● TASK GOAL: Omitting all pictures, copy word for word the lines from the line containing "What data was" through the final line of the entries.

Part of a data file
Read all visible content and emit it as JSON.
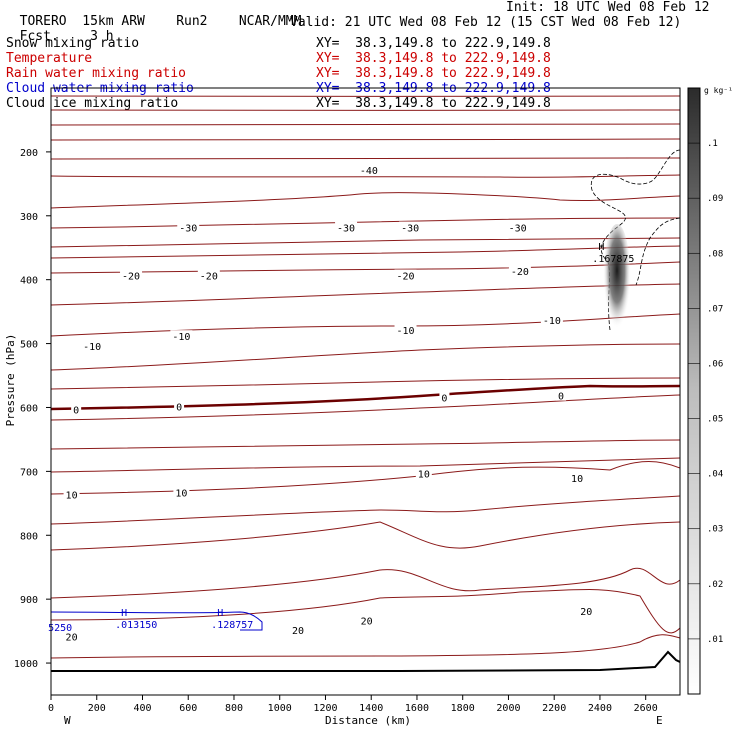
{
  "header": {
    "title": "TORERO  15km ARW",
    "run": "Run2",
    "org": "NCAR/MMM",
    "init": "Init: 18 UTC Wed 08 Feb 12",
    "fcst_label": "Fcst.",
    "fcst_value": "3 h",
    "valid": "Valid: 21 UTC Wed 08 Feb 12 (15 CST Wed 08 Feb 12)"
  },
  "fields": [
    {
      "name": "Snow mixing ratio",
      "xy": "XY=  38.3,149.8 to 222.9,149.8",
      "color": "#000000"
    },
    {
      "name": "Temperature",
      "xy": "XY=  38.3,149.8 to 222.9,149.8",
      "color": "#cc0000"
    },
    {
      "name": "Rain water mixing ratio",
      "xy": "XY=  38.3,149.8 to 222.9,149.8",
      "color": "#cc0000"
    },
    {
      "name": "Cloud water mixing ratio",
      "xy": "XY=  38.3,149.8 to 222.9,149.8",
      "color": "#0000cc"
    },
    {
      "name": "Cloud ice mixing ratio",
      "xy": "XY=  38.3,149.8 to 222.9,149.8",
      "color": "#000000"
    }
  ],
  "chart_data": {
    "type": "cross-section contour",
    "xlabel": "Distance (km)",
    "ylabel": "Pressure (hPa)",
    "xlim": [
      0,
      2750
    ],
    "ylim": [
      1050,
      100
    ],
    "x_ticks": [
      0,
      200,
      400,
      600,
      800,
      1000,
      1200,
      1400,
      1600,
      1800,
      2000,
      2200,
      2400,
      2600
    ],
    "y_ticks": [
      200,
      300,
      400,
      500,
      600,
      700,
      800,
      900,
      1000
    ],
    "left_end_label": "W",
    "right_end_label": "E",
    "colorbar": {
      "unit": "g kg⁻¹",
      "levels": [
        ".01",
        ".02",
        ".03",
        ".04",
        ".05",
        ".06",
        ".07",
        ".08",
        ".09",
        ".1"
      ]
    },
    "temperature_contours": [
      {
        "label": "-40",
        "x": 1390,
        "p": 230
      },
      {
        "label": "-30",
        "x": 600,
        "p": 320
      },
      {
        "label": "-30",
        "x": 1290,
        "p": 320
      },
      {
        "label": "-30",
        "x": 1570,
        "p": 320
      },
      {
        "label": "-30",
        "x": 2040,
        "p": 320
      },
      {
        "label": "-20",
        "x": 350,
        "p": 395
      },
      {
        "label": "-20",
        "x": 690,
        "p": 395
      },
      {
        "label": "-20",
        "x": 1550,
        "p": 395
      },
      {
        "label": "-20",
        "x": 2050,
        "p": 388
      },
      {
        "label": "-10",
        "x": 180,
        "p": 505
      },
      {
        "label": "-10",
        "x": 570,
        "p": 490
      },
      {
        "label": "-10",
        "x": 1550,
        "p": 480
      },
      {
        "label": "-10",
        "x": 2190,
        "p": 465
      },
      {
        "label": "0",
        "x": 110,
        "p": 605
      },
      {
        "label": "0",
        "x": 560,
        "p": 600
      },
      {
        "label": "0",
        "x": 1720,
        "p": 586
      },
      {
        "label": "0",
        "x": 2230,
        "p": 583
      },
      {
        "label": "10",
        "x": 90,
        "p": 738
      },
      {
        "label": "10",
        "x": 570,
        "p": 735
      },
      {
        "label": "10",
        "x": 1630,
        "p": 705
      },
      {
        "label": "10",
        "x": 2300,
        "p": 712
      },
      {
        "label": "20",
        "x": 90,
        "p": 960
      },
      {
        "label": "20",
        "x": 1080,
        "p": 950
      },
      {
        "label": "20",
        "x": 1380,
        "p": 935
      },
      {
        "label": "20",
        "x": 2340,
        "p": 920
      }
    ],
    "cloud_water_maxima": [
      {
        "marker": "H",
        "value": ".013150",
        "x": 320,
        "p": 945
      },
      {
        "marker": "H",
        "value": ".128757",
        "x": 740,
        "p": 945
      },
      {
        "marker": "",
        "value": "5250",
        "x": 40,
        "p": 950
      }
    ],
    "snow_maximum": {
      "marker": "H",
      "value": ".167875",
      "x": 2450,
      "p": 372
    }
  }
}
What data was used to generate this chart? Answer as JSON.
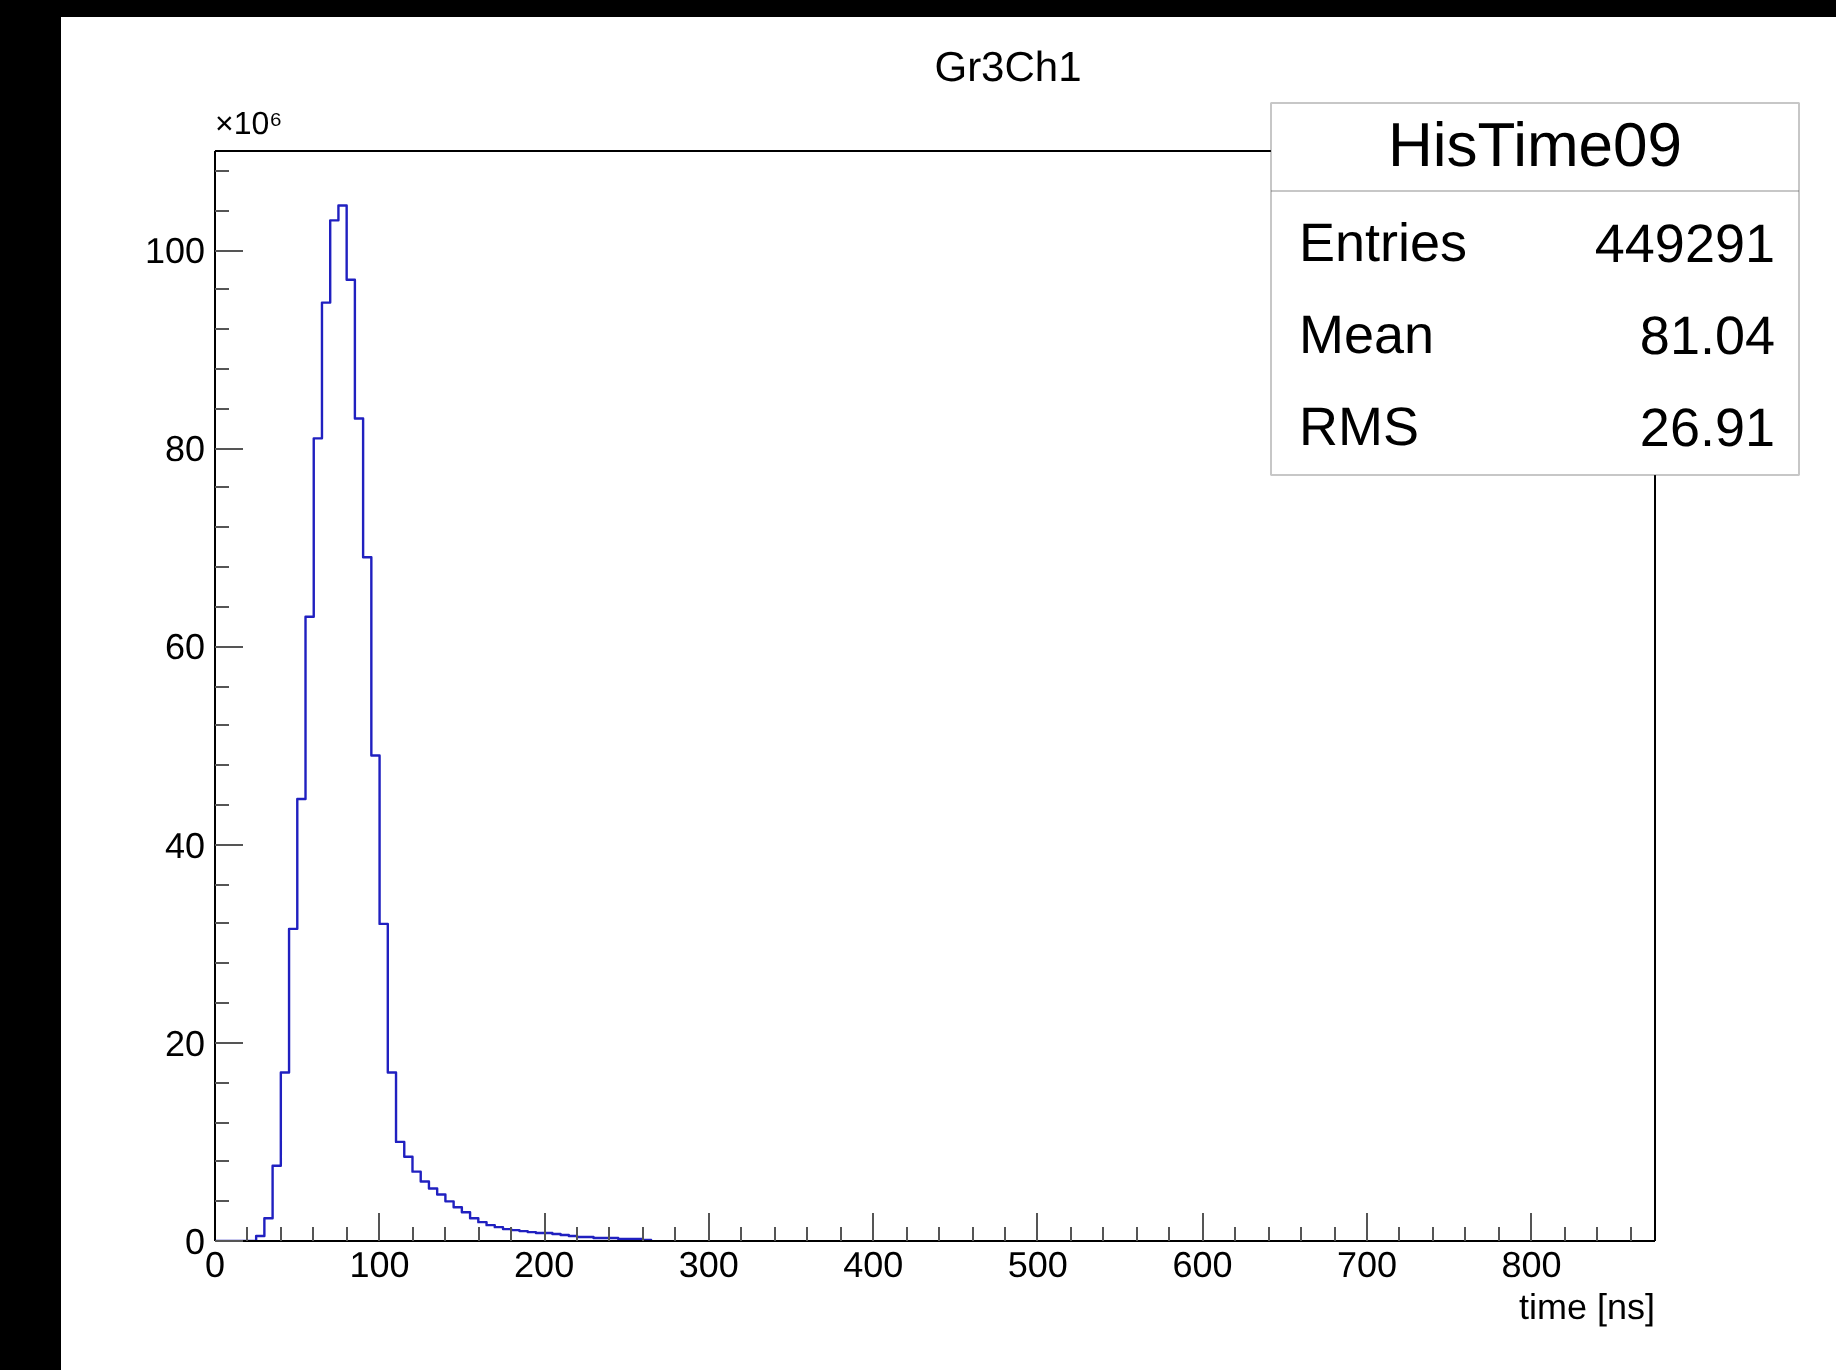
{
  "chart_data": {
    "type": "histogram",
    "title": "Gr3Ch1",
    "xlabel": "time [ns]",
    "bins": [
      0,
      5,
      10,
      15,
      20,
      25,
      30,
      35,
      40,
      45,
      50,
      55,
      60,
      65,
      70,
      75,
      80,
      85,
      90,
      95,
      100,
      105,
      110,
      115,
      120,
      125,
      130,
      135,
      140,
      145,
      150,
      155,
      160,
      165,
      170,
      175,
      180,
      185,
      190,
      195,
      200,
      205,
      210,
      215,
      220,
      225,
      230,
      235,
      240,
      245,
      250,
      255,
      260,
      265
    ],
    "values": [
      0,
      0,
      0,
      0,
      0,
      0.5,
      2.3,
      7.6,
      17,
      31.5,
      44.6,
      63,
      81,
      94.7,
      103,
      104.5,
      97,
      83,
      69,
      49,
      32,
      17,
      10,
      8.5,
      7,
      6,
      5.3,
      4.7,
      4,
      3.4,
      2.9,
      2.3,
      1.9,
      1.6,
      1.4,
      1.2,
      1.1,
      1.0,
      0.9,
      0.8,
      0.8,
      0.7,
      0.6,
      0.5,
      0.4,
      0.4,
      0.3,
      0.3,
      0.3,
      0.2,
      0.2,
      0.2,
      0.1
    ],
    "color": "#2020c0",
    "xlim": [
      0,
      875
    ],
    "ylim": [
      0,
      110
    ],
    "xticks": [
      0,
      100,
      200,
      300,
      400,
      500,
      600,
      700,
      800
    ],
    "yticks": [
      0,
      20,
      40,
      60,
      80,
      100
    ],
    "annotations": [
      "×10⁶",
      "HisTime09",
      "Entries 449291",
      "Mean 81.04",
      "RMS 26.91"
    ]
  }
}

● OUTPUT OF THE EXERCISE:
What data was used to generate this chart? Answer as JSON.
{
  "chart_data": {
    "type": "histogram",
    "title": "Gr3Ch1",
    "xlabel": "time [ns]",
    "bins": [
      0,
      5,
      10,
      15,
      20,
      25,
      30,
      35,
      40,
      45,
      50,
      55,
      60,
      65,
      70,
      75,
      80,
      85,
      90,
      95,
      100,
      105,
      110,
      115,
      120,
      125,
      130,
      135,
      140,
      145,
      150,
      155,
      160,
      165,
      170,
      175,
      180,
      185,
      190,
      195,
      200,
      205,
      210,
      215,
      220,
      225,
      230,
      235,
      240,
      245,
      250,
      255,
      260,
      265
    ],
    "values": [
      0,
      0,
      0,
      0,
      0,
      0.5,
      2.3,
      7.6,
      17,
      31.5,
      44.6,
      63,
      81,
      94.7,
      103,
      104.5,
      97,
      83,
      69,
      49,
      32,
      17,
      10,
      8.5,
      7,
      6,
      5.3,
      4.7,
      4,
      3.4,
      2.9,
      2.3,
      1.9,
      1.6,
      1.4,
      1.2,
      1.1,
      1.0,
      0.9,
      0.8,
      0.8,
      0.7,
      0.6,
      0.5,
      0.4,
      0.4,
      0.3,
      0.3,
      0.3,
      0.2,
      0.2,
      0.2,
      0.1
    ],
    "color": "#2020c0",
    "xlim": [
      0,
      875
    ],
    "ylim": [
      0,
      110
    ],
    "xticks": [
      0,
      100,
      200,
      300,
      400,
      500,
      600,
      700,
      800
    ],
    "yticks": [
      0,
      20,
      40,
      60,
      80,
      100
    ],
    "annotations": [
      "×10⁶",
      "HisTime09",
      "Entries 449291",
      "Mean 81.04",
      "RMS 26.91"
    ]
  }
}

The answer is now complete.